◆ INFORMATION SUPPLIED
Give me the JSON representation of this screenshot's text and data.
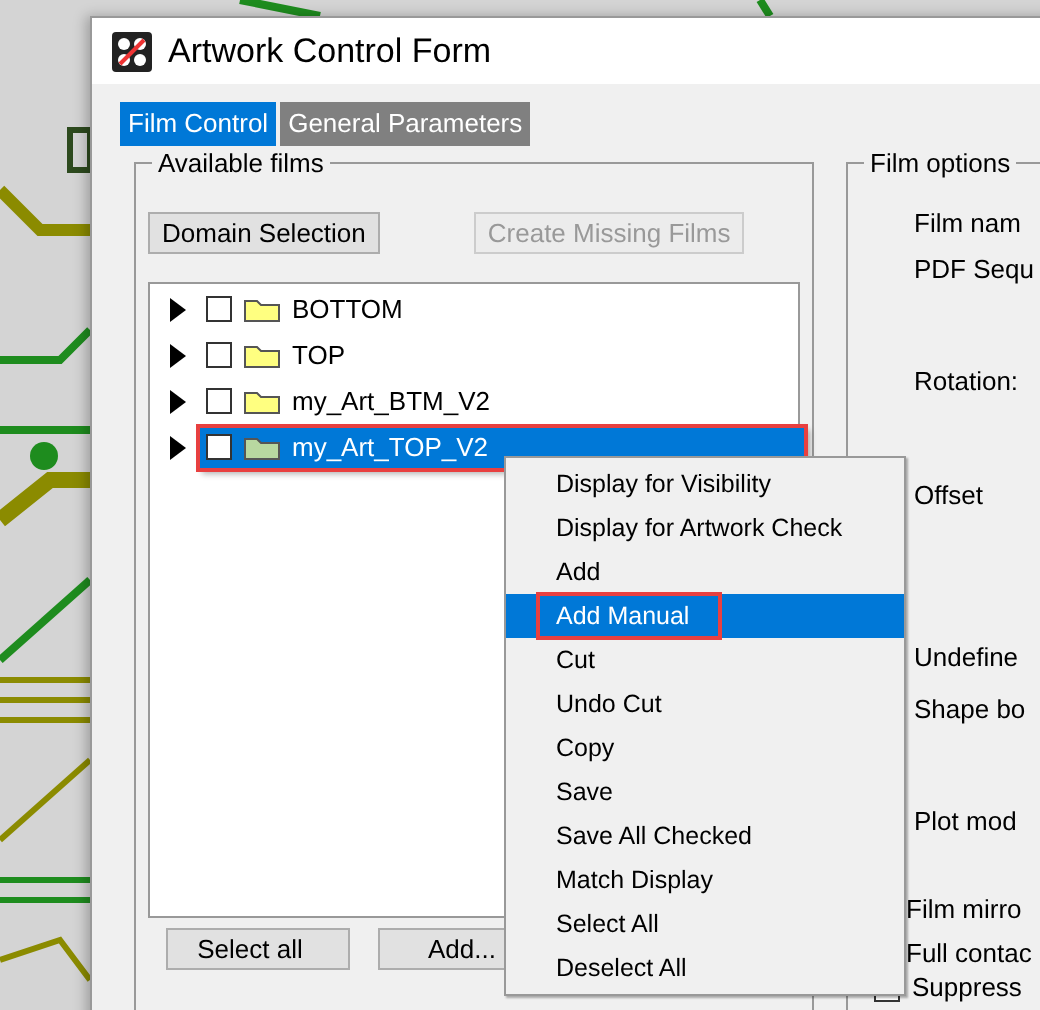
{
  "window": {
    "title": "Artwork Control Form"
  },
  "tabs": [
    {
      "label": "Film Control",
      "selected": true
    },
    {
      "label": "General Parameters",
      "selected": false
    }
  ],
  "available_films": {
    "title": "Available films",
    "buttons": [
      {
        "label": "Domain Selection",
        "disabled": false
      },
      {
        "label": "Create Missing Films",
        "disabled": true
      }
    ],
    "films": [
      {
        "name": "BOTTOM",
        "checked": false,
        "selected": false,
        "outlined": false
      },
      {
        "name": "TOP",
        "checked": false,
        "selected": false,
        "outlined": false
      },
      {
        "name": "my_Art_BTM_V2",
        "checked": false,
        "selected": false,
        "outlined": false
      },
      {
        "name": "my_Art_TOP_V2",
        "checked": false,
        "selected": true,
        "outlined": true
      }
    ],
    "bottom_buttons": [
      "Select all",
      "Add..."
    ]
  },
  "context_menu": [
    {
      "label": "Display for Visibility",
      "selected": false,
      "outlined": false
    },
    {
      "label": "Display for Artwork Check",
      "selected": false,
      "outlined": false
    },
    {
      "label": "Add",
      "selected": false,
      "outlined": false
    },
    {
      "label": "Add Manual",
      "selected": true,
      "outlined": true
    },
    {
      "label": "Cut",
      "selected": false,
      "outlined": false
    },
    {
      "label": "Undo Cut",
      "selected": false,
      "outlined": false
    },
    {
      "label": "Copy",
      "selected": false,
      "outlined": false
    },
    {
      "label": "Save",
      "selected": false,
      "outlined": false
    },
    {
      "label": "Save All Checked",
      "selected": false,
      "outlined": false
    },
    {
      "label": "Match Display",
      "selected": false,
      "outlined": false
    },
    {
      "label": "Select All",
      "selected": false,
      "outlined": false
    },
    {
      "label": "Deselect All",
      "selected": false,
      "outlined": false
    }
  ],
  "film_options": {
    "title": "Film options",
    "fields": [
      {
        "kind": "label",
        "label": "Film nam"
      },
      {
        "kind": "label",
        "label": "PDF Sequ"
      },
      {
        "kind": "label",
        "label": "Rotation:"
      },
      {
        "kind": "label",
        "label": "Offset"
      },
      {
        "kind": "label",
        "label": "Undefine"
      },
      {
        "kind": "label",
        "label": "Shape bo"
      },
      {
        "kind": "label",
        "label": "Plot mod"
      },
      {
        "kind": "option",
        "label": "Film mirro"
      },
      {
        "kind": "option",
        "label": "Full contac"
      },
      {
        "kind": "checkbox",
        "label": "Suppress",
        "checked": false
      }
    ]
  }
}
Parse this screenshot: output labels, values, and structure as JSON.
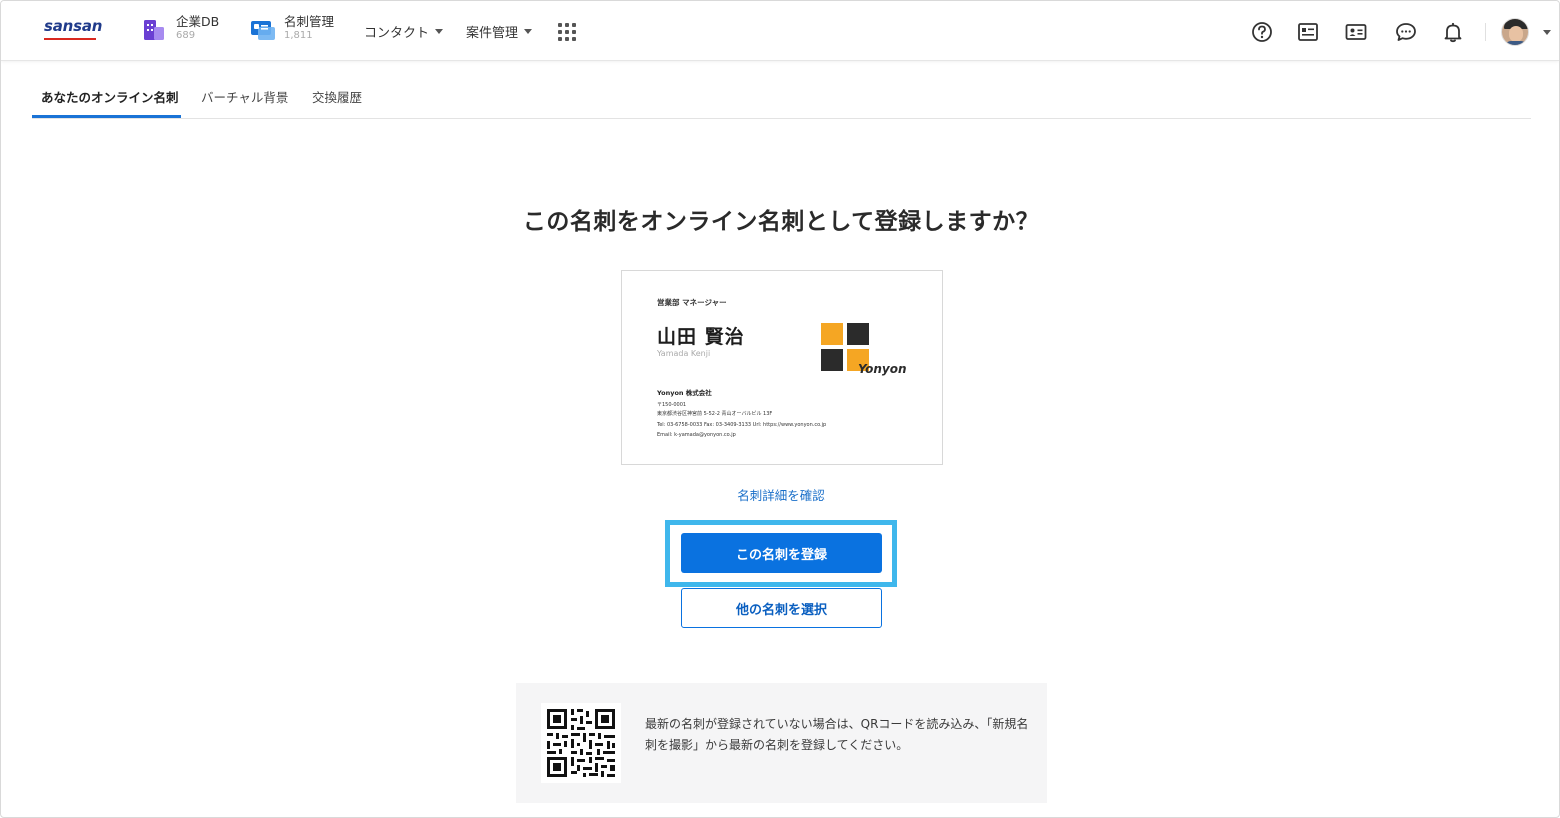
{
  "brand": {
    "logo_text": "sansan",
    "accent": "#d9281f",
    "primary": "#0a72e0"
  },
  "nav": {
    "apps": [
      {
        "label": "企業DB",
        "count": "689",
        "icon": "company-db-icon"
      },
      {
        "label": "名刺管理",
        "count": "1,811",
        "icon": "business-card-icon"
      }
    ],
    "dropdowns": [
      {
        "label": "コンタクト"
      },
      {
        "label": "案件管理"
      }
    ],
    "right_icons": [
      "help-icon",
      "card-list-icon",
      "contact-card-icon",
      "chat-icon",
      "bell-icon"
    ]
  },
  "tabs": [
    {
      "label": "あなたのオンライン名刺",
      "active": true
    },
    {
      "label": "バーチャル背景",
      "active": false
    },
    {
      "label": "交換履歴",
      "active": false
    }
  ],
  "main": {
    "heading": "この名刺をオンライン名刺として登録しますか？",
    "card": {
      "title": "営業部 マネージャー",
      "name": "山田 賢治",
      "romanized": "Yamada Kenji",
      "company": "Yonyon 株式会社",
      "postal": "〒150-0001",
      "address": "東京都渋谷区神宮前 5-52-2 青山オーバルビル 13F",
      "contact_line": "Tel: 03-6758-0033    Fax: 03-3409-3133    Url: https://www.yonyon.co.jp",
      "email": "Email: k-yamada@yonyon.co.jp",
      "logo_text": "Yonyon"
    },
    "detail_link": "名刺詳細を確認",
    "register_button": "この名刺を登録",
    "select_other_button": "他の名刺を選択"
  },
  "qr_panel": {
    "text": "最新の名刺が登録されていない場合は、QRコードを読み込み、「新規名刺を撮影」から最新の名刺を登録してください。"
  }
}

◆ EXERCISE BRIEF
Search the data for "title". Copy every line that has it.

◆ TASK RESULT
    "title": "Artwork Control Form"
    "title": "Available films",
    "title": "Film options",
      "title": "営業部 マネージャー",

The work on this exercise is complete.